(Stored entries)

______

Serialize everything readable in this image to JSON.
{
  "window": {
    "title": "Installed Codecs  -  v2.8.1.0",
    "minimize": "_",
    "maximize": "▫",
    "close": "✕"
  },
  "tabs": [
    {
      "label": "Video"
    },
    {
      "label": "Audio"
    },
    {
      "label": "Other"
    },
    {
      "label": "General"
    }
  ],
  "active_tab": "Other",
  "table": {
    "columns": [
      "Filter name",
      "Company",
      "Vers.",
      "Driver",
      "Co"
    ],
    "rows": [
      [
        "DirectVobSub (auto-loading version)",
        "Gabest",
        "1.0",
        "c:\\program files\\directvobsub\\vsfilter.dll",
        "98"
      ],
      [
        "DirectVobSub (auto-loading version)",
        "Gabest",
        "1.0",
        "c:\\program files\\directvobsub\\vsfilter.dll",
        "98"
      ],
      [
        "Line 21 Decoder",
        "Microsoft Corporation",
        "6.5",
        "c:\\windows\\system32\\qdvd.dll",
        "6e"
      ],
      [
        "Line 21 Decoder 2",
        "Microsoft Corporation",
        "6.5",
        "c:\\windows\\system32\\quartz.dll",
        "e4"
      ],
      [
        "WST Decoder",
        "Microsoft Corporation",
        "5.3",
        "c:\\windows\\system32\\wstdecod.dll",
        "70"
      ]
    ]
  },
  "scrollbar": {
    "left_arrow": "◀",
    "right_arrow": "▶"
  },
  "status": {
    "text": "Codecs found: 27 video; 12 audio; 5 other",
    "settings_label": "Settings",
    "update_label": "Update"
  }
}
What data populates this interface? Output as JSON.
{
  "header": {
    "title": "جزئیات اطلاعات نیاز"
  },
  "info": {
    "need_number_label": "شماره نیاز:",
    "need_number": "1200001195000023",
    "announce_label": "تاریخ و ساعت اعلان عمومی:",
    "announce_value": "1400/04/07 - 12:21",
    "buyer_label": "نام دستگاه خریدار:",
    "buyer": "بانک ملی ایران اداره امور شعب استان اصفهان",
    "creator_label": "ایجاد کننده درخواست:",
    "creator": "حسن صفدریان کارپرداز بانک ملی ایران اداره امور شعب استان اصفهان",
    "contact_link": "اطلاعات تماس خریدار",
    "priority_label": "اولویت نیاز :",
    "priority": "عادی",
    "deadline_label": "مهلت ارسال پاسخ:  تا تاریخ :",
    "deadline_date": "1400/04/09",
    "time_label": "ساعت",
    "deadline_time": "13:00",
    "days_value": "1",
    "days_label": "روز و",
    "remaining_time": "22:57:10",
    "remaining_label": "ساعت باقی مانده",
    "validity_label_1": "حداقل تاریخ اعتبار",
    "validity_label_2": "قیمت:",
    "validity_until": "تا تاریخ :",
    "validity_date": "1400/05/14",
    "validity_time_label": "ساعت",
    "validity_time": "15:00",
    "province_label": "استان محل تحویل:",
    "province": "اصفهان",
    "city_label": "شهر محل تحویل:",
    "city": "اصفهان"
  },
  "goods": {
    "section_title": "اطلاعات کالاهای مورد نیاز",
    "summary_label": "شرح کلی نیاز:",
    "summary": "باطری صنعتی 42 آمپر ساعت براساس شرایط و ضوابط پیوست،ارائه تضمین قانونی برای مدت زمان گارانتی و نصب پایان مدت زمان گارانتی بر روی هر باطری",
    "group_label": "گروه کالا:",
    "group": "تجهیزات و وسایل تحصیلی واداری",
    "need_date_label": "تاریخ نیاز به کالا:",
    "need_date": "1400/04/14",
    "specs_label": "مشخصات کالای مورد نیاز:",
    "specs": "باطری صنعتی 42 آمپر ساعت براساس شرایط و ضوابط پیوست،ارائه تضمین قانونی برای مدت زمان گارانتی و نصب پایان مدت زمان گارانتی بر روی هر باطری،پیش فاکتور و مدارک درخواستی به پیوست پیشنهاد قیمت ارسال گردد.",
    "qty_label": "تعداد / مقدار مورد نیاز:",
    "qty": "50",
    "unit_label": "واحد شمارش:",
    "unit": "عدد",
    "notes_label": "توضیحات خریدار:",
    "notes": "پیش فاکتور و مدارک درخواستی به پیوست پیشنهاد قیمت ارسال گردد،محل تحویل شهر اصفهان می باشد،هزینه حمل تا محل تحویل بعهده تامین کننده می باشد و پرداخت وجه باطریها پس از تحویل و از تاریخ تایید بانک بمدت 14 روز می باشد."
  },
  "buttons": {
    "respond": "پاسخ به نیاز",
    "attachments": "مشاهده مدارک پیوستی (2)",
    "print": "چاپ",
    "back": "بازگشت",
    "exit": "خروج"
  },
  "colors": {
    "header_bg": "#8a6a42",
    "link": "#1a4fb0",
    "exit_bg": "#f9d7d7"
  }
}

______

— EXERCISE DESCRIPTION —
Reproduce every line of the listing above in which the string "ایران" appears.

— EXERCISE ANSWER —
    "buyer": "بانک ملی ایران اداره امور شعب استان اصفهان",
    "creator": "حسن صفدریان کارپرداز بانک ملی ایران اداره امور شعب استان اصفهان",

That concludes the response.